** What is needed **
Repeat, exactly and completely, the material that follows. Omit the pictures.

** Entries **

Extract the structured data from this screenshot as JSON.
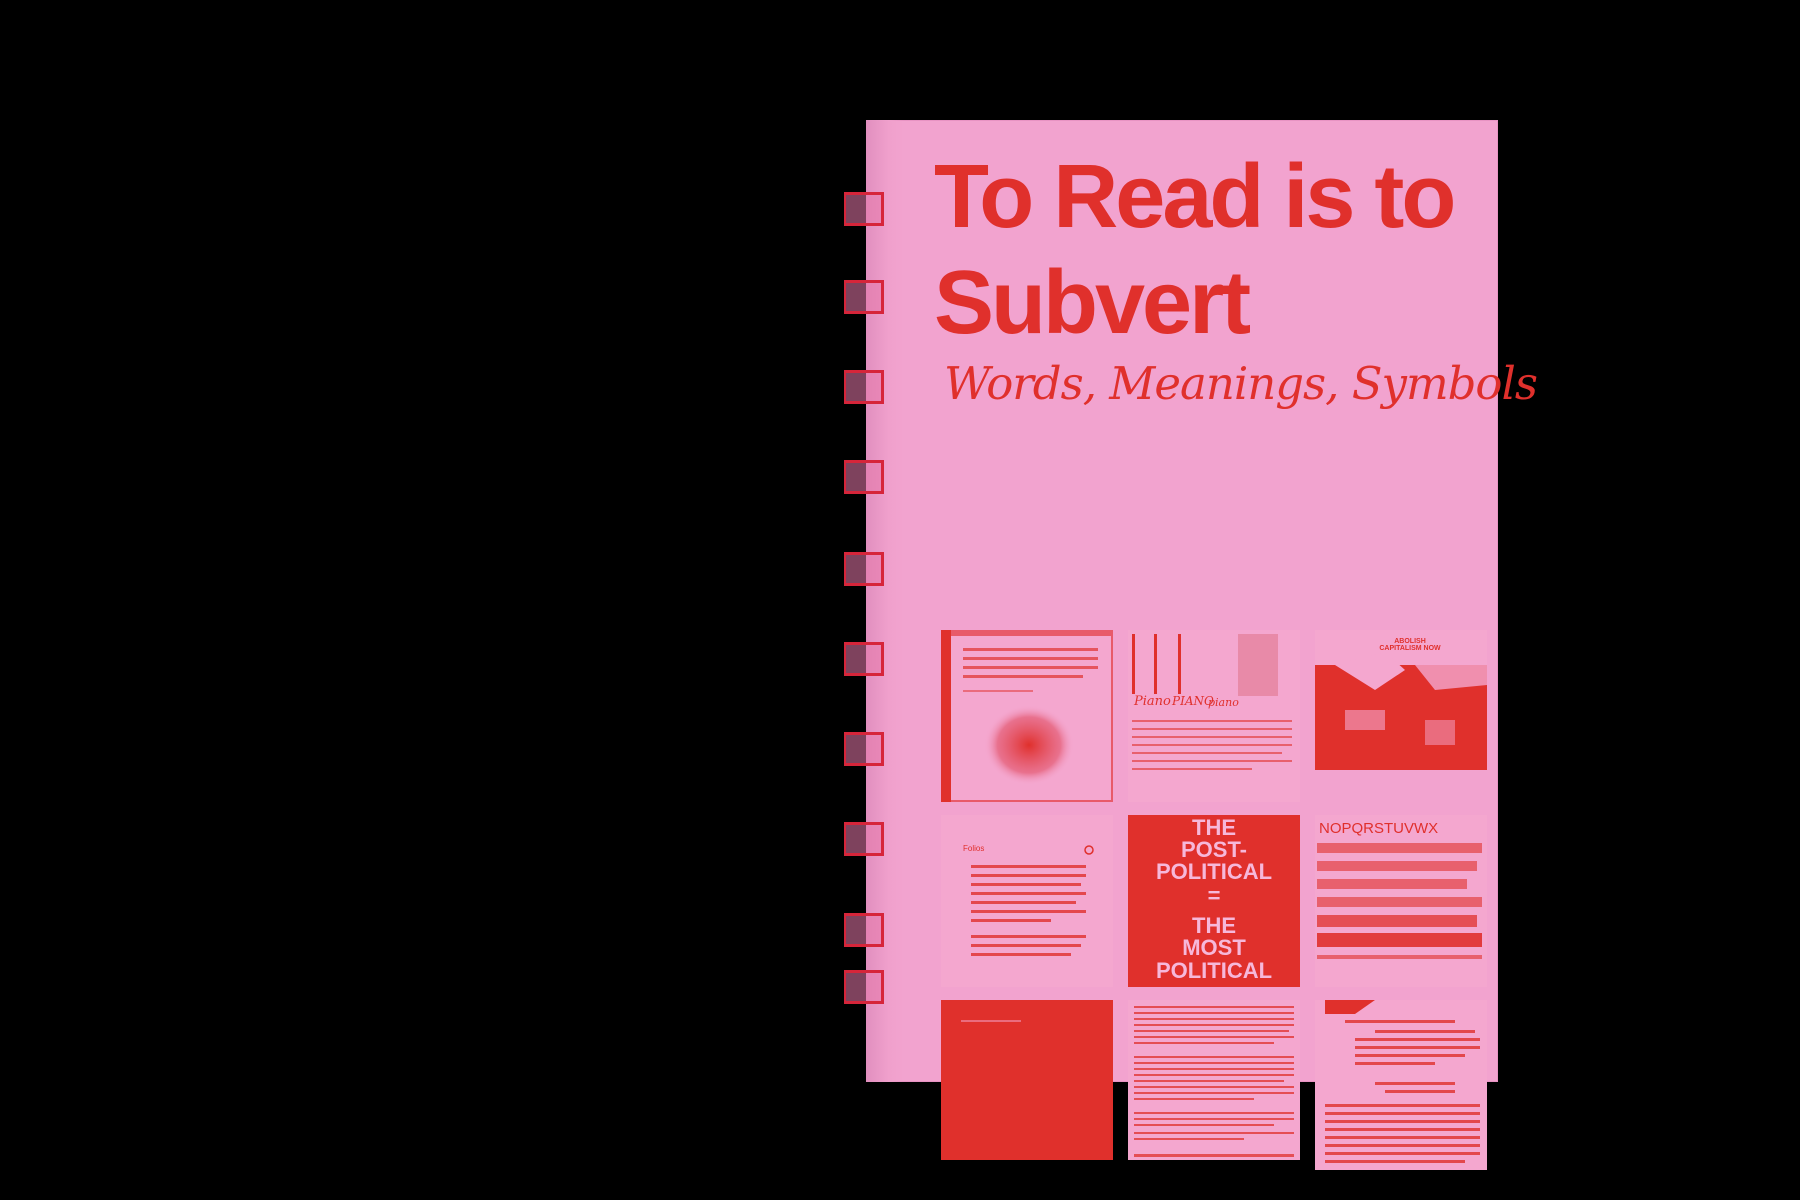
{
  "cover": {
    "title": "To Read is to Subvert",
    "subtitle": "Words, Meanings, Symbols"
  },
  "thumbnails": {
    "poster_lines": [
      "THE",
      "POST-",
      "POLITICAL",
      "=",
      "THE",
      "MOST",
      "POLITICAL"
    ],
    "sticker_text": "ABOLISH CAPITALISM NOW",
    "alphabet_line": "NOPQRSTUVWX",
    "handwriting": [
      "Piano",
      "PIANO",
      "piano"
    ],
    "phone_back": "Folios"
  },
  "colors": {
    "background": "#000000",
    "paper": "#f2a3cf",
    "ink": "#e0302c",
    "thread": "#d6253a"
  }
}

** Task answer **
Extract the structured data from this screenshot as JSON.
{
  "cover": {
    "title": "To Read is to Subvert",
    "subtitle": "Words, Meanings, Symbols"
  },
  "thumbnails": {
    "poster_lines": [
      "THE",
      "POST-",
      "POLITICAL",
      "=",
      "THE",
      "MOST",
      "POLITICAL"
    ],
    "sticker_text": "ABOLISH CAPITALISM NOW",
    "alphabet_line": "NOPQRSTUVWX",
    "handwriting": [
      "Piano",
      "PIANO",
      "piano"
    ],
    "phone_back": "Folios"
  },
  "colors": {
    "background": "#000000",
    "paper": "#f2a3cf",
    "ink": "#e0302c",
    "thread": "#d6253a"
  }
}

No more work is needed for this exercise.